CHALLENGE:
Determine how many lines of the records include "HORAS", and answer with the number alone.

DATA SECTION:
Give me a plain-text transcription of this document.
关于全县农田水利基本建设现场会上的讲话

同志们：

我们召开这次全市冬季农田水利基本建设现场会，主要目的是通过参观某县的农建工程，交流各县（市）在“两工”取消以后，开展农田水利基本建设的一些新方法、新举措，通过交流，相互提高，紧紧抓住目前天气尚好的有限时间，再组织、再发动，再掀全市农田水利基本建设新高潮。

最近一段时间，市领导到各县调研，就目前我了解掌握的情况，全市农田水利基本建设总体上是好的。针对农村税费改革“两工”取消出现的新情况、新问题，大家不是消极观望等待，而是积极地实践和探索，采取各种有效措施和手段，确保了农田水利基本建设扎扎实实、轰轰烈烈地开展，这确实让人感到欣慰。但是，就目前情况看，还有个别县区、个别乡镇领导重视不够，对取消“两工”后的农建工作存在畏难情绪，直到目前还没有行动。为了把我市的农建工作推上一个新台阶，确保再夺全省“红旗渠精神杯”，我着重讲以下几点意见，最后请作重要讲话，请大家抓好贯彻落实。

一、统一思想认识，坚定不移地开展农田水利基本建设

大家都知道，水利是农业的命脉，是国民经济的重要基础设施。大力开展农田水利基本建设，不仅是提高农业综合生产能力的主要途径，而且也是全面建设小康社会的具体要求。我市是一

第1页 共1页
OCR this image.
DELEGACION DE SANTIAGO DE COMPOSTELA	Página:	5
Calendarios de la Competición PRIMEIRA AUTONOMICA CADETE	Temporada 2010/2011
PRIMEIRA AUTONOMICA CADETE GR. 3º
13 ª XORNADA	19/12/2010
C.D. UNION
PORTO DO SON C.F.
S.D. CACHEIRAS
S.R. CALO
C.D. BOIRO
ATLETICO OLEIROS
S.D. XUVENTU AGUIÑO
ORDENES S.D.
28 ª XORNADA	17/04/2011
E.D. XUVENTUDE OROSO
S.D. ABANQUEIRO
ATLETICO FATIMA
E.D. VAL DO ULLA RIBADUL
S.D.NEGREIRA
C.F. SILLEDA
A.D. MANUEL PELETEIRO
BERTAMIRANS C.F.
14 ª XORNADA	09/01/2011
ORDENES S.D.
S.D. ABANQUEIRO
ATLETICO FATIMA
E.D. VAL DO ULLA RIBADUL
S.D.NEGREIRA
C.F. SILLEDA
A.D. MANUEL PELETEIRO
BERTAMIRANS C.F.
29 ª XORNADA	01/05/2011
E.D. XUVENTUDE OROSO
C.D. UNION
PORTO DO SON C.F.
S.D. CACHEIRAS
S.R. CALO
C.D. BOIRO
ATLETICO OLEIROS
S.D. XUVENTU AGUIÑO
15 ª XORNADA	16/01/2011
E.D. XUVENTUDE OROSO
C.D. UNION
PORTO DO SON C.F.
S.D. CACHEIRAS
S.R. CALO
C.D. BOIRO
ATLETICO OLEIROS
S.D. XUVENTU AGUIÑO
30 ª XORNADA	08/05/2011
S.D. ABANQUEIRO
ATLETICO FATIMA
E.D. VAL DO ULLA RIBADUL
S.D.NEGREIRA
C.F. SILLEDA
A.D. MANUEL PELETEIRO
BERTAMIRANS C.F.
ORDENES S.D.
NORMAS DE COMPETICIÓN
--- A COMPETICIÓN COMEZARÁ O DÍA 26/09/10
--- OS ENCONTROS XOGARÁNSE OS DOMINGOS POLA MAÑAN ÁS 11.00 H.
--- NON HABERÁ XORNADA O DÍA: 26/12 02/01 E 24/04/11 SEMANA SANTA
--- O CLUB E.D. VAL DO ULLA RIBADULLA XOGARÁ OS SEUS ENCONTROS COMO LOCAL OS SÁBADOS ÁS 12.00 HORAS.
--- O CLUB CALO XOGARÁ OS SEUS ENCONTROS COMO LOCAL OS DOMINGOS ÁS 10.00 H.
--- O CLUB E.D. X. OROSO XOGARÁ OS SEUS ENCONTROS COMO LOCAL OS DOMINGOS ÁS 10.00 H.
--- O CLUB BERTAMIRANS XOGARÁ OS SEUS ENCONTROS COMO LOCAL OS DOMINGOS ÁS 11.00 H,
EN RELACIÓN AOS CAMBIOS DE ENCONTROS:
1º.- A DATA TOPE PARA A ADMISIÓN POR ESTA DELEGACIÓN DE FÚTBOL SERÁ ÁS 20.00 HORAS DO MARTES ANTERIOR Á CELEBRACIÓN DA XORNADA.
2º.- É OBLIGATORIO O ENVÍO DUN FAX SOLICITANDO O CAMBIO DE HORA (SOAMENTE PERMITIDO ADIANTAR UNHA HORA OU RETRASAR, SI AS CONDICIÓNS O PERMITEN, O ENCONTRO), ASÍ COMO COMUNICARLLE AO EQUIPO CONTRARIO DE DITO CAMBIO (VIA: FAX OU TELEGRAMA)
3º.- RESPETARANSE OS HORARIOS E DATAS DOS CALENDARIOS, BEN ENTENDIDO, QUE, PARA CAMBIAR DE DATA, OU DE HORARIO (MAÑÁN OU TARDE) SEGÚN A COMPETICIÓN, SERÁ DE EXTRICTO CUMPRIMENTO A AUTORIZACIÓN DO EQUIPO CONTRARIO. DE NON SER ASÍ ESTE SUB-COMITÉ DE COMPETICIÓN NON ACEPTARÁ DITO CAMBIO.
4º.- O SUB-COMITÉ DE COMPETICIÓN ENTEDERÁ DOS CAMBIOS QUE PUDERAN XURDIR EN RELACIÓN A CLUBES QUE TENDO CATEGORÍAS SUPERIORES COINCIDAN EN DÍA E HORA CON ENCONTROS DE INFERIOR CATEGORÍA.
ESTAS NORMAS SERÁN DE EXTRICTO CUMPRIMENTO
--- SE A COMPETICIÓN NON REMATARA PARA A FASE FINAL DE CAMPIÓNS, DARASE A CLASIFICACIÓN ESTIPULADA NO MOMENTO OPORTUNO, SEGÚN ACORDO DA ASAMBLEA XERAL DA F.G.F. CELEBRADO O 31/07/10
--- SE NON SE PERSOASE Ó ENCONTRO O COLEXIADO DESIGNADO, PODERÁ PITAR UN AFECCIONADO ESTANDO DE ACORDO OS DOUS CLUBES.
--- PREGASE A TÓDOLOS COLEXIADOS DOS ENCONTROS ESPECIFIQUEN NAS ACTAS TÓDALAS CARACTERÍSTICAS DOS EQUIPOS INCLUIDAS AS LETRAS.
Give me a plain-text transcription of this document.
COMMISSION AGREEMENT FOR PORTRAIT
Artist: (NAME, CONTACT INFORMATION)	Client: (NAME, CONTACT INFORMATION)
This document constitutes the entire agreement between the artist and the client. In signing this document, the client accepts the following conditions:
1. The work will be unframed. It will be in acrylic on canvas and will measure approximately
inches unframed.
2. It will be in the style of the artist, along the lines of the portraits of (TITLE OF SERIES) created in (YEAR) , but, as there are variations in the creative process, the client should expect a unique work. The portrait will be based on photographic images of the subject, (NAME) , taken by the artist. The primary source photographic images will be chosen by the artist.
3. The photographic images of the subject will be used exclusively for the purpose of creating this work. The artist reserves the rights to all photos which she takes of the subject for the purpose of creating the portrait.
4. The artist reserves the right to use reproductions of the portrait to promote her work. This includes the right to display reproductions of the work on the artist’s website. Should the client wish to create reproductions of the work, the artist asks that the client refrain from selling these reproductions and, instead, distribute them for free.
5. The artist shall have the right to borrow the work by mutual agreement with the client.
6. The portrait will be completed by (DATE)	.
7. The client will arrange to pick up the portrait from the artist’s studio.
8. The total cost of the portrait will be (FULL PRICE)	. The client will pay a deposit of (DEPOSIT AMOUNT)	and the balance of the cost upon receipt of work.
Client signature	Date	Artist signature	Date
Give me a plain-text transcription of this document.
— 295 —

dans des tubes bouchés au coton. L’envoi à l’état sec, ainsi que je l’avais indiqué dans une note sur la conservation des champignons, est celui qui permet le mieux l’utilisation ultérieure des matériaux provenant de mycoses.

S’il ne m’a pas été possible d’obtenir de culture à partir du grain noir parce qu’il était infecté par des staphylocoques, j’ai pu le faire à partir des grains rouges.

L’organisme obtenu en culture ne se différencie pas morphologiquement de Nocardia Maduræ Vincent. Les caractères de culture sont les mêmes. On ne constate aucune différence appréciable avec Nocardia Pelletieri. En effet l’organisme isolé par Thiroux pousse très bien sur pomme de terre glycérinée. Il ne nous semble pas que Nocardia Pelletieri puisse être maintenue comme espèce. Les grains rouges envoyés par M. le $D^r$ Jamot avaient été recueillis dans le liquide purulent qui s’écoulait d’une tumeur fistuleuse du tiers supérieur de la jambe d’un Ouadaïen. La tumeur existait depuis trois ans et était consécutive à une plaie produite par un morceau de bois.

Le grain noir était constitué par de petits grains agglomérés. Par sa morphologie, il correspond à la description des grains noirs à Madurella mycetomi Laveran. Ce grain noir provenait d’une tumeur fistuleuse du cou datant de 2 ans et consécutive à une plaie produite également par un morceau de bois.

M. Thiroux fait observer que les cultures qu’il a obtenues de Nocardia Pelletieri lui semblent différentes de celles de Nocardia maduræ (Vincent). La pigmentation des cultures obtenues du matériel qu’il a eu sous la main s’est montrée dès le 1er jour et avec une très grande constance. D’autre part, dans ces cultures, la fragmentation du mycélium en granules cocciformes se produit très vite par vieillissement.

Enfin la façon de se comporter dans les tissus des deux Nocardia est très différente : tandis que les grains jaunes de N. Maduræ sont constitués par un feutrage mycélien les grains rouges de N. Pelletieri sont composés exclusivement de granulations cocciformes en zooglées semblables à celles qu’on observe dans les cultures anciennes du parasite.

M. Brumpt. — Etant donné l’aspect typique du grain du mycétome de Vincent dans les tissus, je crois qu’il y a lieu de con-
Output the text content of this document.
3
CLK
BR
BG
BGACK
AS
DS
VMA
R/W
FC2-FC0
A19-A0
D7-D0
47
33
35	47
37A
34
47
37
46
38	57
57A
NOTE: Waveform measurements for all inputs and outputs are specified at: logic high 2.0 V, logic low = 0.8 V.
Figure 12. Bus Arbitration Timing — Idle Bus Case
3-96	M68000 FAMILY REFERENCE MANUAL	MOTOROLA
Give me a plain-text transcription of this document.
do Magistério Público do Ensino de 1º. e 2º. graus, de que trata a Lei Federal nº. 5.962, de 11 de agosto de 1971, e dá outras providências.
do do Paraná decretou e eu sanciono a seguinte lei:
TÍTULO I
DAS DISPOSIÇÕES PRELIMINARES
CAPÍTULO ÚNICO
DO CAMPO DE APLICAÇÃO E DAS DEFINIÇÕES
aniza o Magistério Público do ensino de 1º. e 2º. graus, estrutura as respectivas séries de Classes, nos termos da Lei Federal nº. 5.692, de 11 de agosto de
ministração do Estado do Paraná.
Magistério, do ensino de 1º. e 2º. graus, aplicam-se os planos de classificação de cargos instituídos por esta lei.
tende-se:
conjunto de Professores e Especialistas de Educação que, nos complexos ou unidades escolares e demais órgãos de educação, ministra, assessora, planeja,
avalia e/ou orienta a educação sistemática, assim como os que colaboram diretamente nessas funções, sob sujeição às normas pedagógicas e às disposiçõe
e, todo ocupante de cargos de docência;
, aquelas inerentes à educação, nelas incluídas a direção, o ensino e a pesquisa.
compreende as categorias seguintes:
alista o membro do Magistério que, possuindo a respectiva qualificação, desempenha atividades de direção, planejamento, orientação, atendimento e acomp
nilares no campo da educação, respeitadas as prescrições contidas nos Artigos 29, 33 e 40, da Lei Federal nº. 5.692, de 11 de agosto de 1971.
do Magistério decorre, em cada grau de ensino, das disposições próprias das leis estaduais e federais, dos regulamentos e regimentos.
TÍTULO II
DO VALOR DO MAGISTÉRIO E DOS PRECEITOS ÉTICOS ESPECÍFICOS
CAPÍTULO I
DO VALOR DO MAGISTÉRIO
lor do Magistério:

FINAL RESULT:
2